(Part of a data file)

⁂

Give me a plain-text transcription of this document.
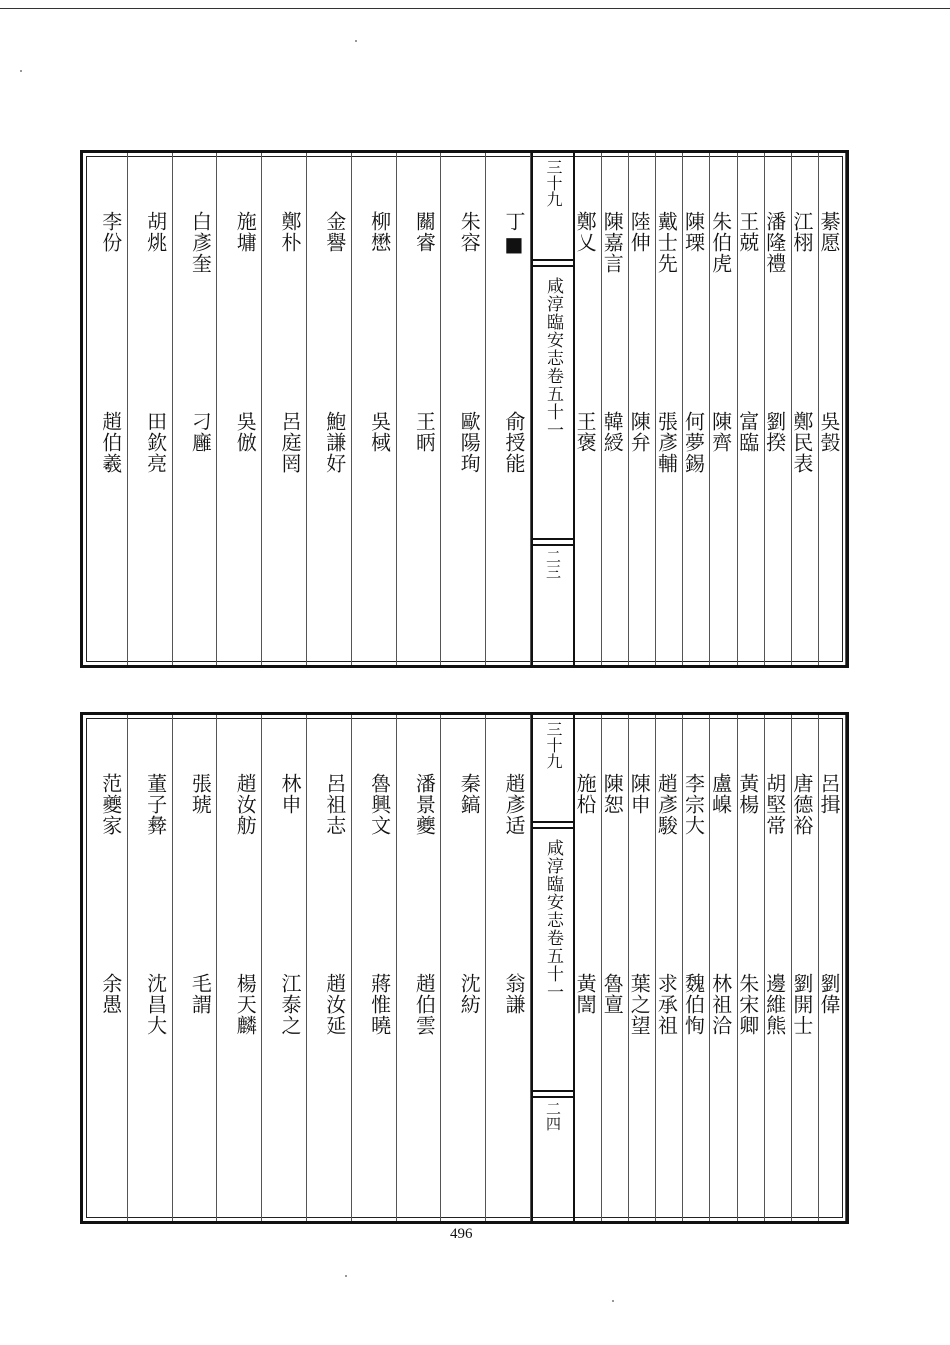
綦愿
吳㲄
江栩
鄭民表
潘隆禮
劉揆
王兢
富臨
朱伯虎
陳齊
陳瑮
何夢錫
戴士先
張彥輔
陸伸
陳弁
陳嘉言
韓綬
鄭乂
王褒
丁■
俞授能
朱容
歐陽珣
關睿
王昞
柳懋
吳棫
金譽
鮑謙好
鄭朴
呂庭罔
施墉
吳倣
白彥奎
刁廱
胡烑
田欽亮
李份
趙伯羲
三十九
咸淳臨安志卷五十一
二三
呂揖
劉偉
唐德裕
劉開士
胡堅常
邊維熊
黃楊
朱宋卿
盧嵲
林祖洽
李宗大
魏伯恂
趙彥駿
求承祖
陳申
葉之望
陳恕
魯亶
施柗
黃誾
趙彥适
翁謙
秦鎬
沈紡
潘景夔
趙伯雲
魯興文
蔣惟曉
呂祖志
趙汝延
林申
江泰之
趙汝舫
楊天麟
張琥
毛謂
董子彜
沈昌大
范夔家
余愚
三十九
咸淳臨安志卷五十一
二四
496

⁂

(The problem): In this exercise, set down all of the data exactly, without the pictures.

(Written answer):
Give me a plain-text transcription of this document.
綦愿
吳㲄
江栩
鄭民表
潘隆禮
劉揆
王兢
富臨
朱伯虎
陳齊
陳瑮
何夢錫
戴士先
張彥輔
陸伸
陳弁
陳嘉言
韓綬
鄭乂
王褒
丁■
俞授能
朱容
歐陽珣
關睿
王昞
柳懋
吳棫
金譽
鮑謙好
鄭朴
呂庭罔
施墉
吳倣
白彥奎
刁廱
胡烑
田欽亮
李份
趙伯羲
三十九
咸淳臨安志卷五十一
二三
呂揖
劉偉
唐德裕
劉開士
胡堅常
邊維熊
黃楊
朱宋卿
盧嵲
林祖洽
李宗大
魏伯恂
趙彥駿
求承祖
陳申
葉之望
陳恕
魯亶
施柗
黃誾
趙彥适
翁謙
秦鎬
沈紡
潘景夔
趙伯雲
魯興文
蔣惟曉
呂祖志
趙汝延
林申
江泰之
趙汝舫
楊天麟
張琥
毛謂
董子彜
沈昌大
范夔家
余愚
三十九
咸淳臨安志卷五十一
二四
496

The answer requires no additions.